--- Directions for this task ---
Look for "Espacement" in each line of the entries, and return the matching lines.

--- Provided data ---
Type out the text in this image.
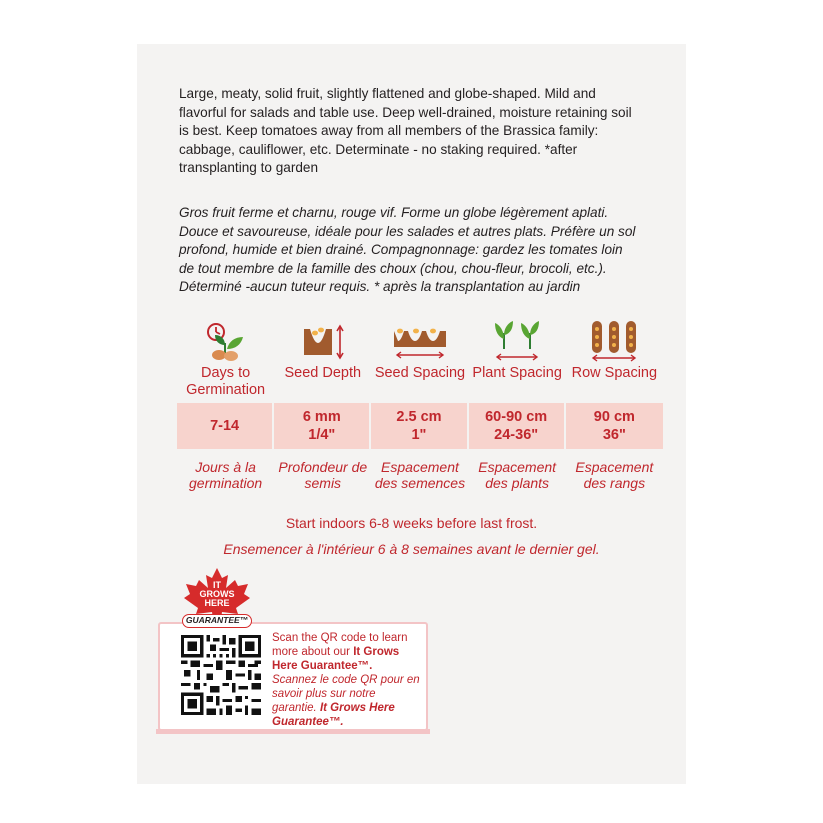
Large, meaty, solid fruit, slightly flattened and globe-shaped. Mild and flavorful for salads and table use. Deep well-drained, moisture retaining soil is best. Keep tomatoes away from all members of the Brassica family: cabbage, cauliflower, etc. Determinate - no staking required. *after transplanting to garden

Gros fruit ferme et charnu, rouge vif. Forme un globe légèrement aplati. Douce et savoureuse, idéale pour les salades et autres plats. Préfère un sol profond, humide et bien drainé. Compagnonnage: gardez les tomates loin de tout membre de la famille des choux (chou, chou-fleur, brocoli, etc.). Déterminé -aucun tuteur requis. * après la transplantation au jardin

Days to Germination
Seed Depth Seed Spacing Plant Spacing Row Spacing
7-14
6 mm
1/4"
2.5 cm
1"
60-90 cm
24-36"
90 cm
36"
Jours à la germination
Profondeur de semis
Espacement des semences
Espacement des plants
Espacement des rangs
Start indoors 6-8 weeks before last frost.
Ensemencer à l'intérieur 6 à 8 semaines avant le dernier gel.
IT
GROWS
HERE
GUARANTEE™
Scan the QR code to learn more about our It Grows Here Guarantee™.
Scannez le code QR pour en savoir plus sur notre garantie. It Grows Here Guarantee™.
* * *
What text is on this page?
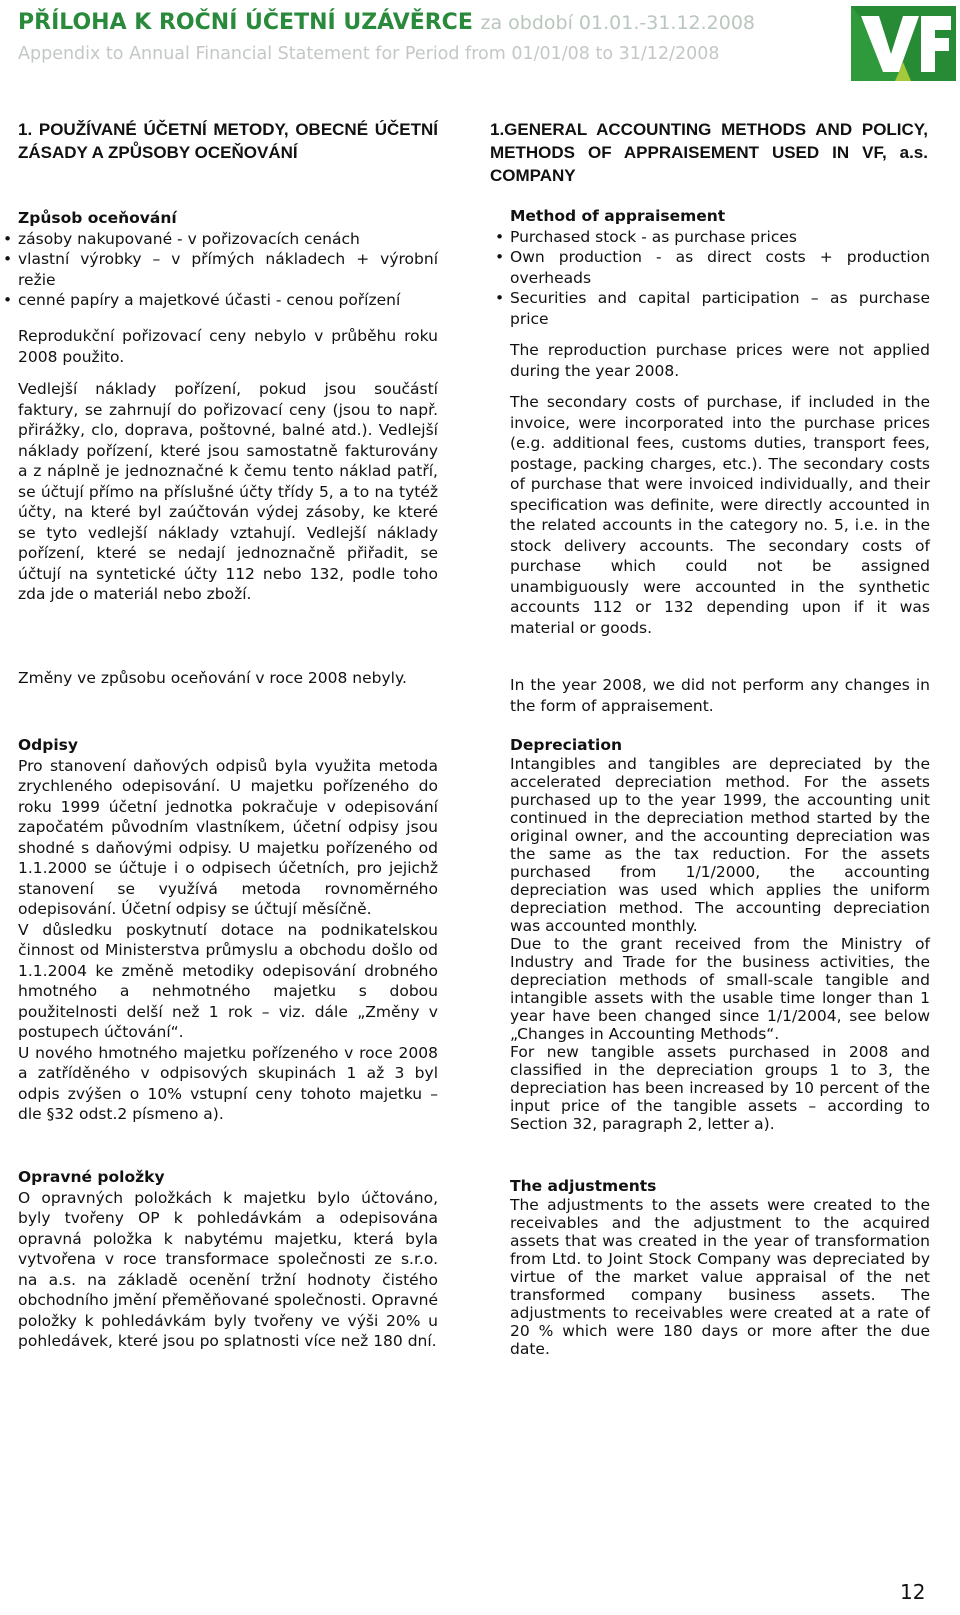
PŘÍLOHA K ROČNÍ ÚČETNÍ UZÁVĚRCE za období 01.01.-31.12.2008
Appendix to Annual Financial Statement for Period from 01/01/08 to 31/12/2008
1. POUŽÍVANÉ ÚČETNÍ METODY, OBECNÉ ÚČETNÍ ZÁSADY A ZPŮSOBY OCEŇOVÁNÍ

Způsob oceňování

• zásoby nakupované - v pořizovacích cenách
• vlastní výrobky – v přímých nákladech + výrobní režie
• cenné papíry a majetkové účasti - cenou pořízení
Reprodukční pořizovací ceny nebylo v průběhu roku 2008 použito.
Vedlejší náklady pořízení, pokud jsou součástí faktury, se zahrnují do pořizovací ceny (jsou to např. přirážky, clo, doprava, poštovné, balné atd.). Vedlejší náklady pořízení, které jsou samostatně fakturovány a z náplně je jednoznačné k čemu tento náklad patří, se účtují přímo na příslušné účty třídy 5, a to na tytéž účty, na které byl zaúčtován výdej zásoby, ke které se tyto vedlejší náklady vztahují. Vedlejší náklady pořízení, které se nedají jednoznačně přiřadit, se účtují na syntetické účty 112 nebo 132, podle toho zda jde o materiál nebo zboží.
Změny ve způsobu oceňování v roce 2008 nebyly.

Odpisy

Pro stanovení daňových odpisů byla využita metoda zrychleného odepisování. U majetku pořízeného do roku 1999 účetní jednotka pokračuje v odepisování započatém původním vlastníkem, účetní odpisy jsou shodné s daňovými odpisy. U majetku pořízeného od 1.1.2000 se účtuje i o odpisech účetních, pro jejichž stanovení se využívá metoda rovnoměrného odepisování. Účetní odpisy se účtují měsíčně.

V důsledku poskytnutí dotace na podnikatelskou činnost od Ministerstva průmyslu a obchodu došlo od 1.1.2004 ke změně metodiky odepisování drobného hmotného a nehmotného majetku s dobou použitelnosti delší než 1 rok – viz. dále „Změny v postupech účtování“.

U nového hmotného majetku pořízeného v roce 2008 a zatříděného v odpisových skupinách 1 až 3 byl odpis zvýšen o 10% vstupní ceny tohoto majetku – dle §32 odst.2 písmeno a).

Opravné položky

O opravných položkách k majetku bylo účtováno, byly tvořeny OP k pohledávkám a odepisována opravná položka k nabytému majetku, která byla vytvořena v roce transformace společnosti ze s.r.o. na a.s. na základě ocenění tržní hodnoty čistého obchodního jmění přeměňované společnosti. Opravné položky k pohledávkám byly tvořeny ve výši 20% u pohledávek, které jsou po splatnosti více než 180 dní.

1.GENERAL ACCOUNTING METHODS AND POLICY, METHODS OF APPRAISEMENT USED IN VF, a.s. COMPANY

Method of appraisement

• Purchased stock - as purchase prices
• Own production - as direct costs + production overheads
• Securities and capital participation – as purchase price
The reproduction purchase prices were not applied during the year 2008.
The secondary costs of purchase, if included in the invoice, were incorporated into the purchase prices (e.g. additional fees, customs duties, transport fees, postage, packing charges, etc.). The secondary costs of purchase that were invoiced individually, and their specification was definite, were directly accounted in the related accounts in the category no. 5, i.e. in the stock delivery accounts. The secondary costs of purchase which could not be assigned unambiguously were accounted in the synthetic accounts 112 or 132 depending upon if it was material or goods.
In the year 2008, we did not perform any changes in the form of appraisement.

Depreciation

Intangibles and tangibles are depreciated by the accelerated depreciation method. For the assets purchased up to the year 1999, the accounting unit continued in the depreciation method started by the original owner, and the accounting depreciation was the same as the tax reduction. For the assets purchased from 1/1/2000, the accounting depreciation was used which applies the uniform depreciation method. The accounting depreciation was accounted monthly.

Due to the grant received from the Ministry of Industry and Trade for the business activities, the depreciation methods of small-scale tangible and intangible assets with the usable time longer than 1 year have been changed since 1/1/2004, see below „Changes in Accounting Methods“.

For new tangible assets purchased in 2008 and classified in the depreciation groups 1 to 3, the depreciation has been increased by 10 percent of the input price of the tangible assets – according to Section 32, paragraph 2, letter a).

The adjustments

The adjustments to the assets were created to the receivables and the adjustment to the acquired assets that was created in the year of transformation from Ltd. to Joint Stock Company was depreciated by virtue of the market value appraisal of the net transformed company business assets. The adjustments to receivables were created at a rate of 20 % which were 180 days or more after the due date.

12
---
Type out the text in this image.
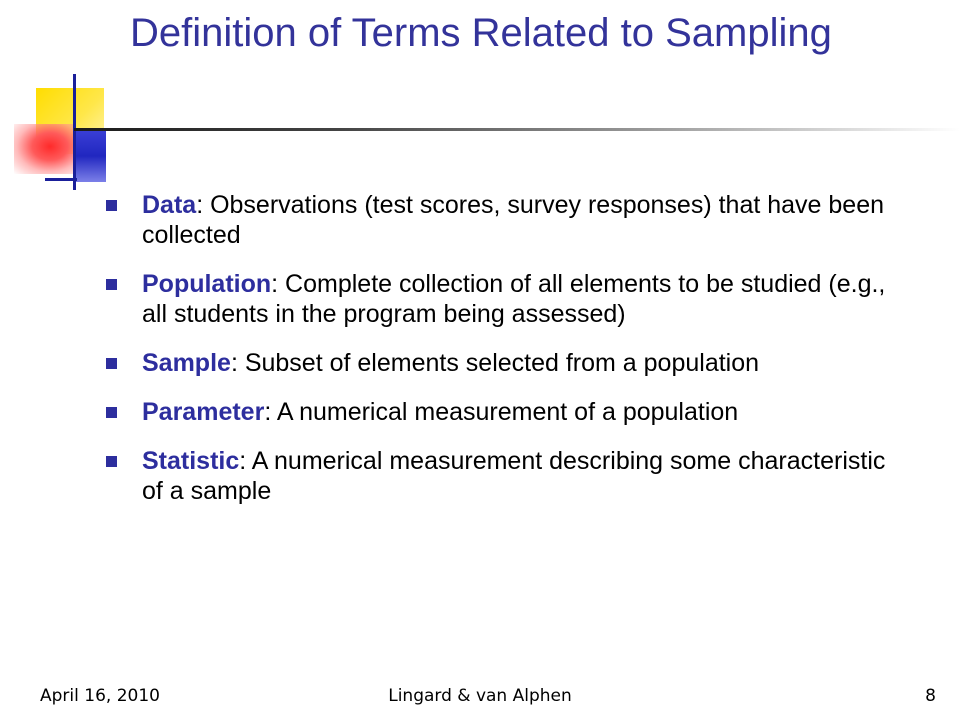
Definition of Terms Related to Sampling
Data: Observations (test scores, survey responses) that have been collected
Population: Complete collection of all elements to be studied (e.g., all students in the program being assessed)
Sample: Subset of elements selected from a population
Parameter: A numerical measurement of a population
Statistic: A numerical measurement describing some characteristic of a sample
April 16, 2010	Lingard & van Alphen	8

--- Reply ---
Espacement des semences
Espacement des plants
Espacement des rangs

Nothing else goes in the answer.